### Aim
Below are some records. Pull every line that contains the word "пояснила".

### Data records
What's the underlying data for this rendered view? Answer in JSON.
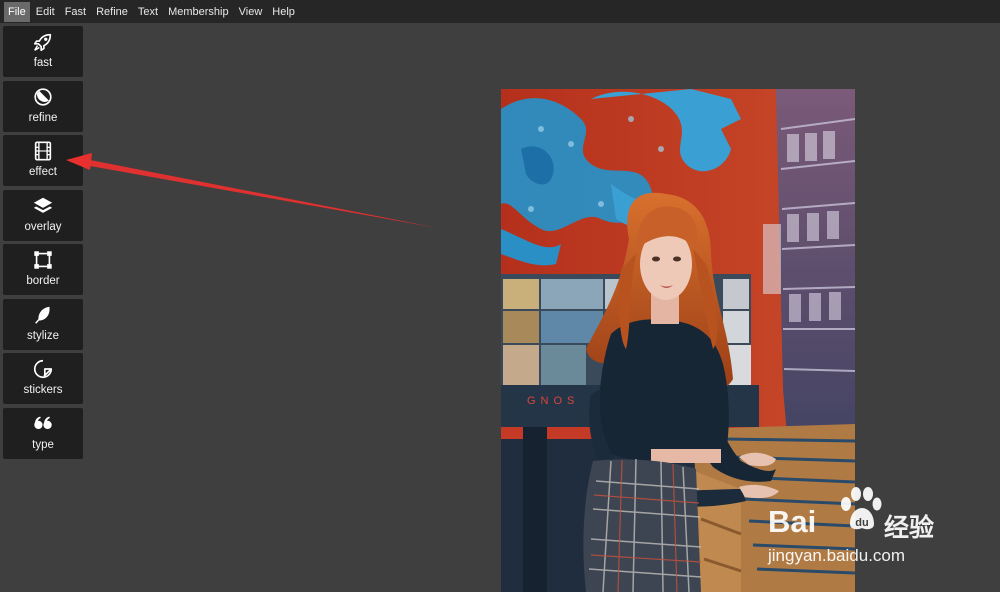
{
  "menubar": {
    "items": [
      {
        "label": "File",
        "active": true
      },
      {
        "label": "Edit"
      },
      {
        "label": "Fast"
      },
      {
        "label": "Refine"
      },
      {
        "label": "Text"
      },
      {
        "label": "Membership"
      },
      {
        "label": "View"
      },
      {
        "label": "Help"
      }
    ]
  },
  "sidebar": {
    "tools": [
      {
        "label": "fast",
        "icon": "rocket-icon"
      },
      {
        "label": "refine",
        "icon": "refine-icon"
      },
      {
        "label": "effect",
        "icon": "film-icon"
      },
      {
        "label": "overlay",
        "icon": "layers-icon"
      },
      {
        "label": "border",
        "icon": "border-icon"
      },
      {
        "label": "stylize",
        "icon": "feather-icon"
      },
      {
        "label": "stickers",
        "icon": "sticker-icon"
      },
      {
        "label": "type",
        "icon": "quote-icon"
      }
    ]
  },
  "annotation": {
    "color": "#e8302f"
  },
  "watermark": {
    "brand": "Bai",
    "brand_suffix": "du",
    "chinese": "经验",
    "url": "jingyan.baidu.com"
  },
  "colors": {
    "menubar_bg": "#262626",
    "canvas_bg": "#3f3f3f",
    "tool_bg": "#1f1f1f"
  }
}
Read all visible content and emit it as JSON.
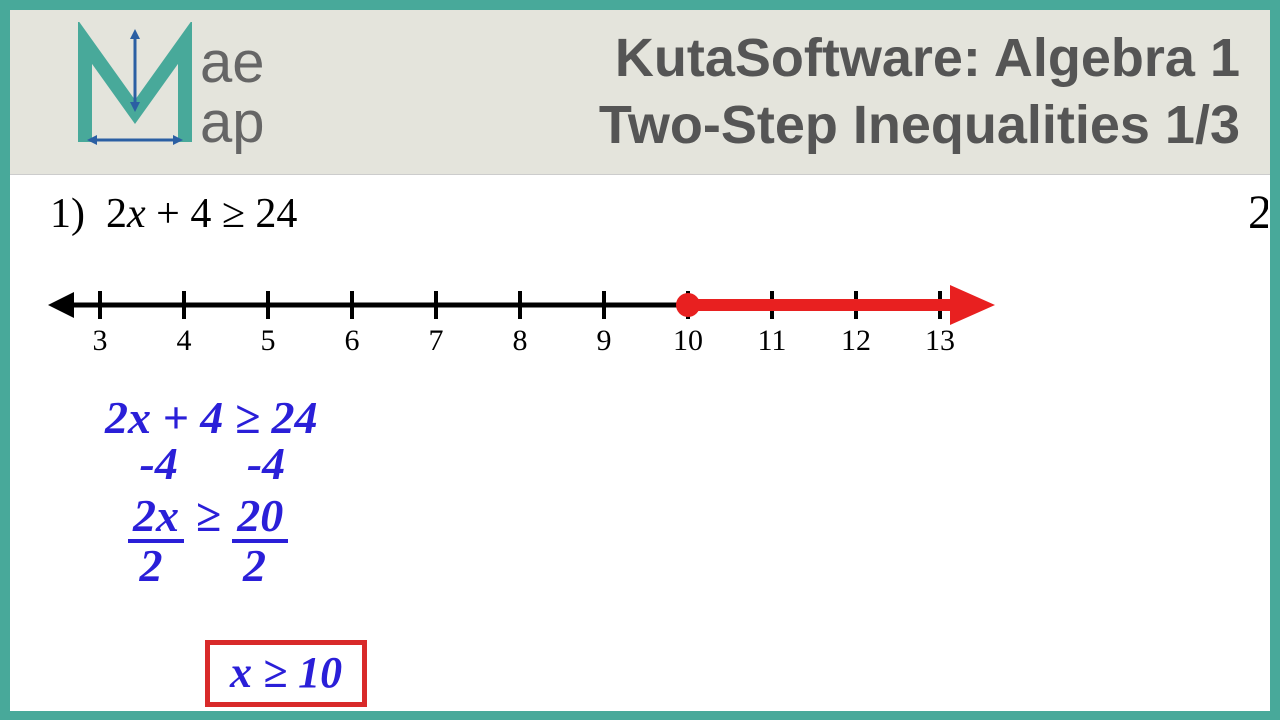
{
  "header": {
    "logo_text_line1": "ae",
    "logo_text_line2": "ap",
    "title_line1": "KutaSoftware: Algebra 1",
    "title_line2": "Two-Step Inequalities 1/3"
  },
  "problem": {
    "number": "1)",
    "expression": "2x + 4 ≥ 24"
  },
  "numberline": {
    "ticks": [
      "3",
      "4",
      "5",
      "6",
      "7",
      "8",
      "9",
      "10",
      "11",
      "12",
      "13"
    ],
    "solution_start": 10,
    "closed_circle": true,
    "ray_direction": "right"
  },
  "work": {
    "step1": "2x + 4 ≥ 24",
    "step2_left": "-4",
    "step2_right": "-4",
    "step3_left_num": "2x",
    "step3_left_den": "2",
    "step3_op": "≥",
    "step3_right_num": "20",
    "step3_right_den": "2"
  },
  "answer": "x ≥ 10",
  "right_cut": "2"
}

* * *

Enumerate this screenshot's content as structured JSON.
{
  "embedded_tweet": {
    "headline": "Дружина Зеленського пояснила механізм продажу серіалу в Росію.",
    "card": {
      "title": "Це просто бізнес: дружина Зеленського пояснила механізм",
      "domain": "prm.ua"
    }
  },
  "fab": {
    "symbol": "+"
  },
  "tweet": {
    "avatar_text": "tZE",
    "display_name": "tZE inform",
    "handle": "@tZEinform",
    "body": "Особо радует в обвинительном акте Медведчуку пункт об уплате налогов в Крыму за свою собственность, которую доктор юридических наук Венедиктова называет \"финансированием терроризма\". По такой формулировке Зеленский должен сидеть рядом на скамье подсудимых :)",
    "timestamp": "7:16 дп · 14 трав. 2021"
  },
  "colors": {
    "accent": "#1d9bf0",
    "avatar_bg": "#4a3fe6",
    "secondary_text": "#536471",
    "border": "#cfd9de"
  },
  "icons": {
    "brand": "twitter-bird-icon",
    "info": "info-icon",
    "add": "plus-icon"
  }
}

---

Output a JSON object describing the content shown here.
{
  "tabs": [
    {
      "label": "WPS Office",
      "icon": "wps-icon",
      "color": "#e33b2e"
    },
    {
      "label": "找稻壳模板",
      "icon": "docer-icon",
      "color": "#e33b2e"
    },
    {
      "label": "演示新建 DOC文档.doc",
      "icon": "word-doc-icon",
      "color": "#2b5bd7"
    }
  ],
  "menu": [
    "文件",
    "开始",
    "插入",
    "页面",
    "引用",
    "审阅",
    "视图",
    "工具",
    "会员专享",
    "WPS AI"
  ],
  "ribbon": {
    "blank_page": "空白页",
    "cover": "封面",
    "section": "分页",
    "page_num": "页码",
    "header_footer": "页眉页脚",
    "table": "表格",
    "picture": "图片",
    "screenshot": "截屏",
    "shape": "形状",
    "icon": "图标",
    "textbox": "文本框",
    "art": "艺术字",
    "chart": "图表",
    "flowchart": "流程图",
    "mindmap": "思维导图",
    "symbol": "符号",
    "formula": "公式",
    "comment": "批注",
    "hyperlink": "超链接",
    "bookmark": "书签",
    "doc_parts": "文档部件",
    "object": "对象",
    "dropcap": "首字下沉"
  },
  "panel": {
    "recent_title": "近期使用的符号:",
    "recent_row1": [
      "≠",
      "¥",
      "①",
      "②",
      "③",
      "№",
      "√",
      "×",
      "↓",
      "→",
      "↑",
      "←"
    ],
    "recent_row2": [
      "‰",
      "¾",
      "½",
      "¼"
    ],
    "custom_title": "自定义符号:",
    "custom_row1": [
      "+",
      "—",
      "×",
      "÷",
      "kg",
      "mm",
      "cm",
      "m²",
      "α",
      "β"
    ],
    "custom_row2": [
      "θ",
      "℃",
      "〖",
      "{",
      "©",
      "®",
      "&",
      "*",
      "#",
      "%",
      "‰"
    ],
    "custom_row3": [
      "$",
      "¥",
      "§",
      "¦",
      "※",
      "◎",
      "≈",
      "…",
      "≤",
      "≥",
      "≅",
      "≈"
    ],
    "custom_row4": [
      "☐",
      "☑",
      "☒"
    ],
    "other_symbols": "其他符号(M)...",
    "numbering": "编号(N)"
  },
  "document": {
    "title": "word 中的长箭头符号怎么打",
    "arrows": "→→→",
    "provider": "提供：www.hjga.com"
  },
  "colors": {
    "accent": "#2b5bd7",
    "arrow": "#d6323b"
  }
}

### Finished exercise
    "headline": "Дружина Зеленського пояснила механізм продажу серіалу в Росію.",
      "title": "Це просто бізнес: дружина Зеленського пояснила механізм",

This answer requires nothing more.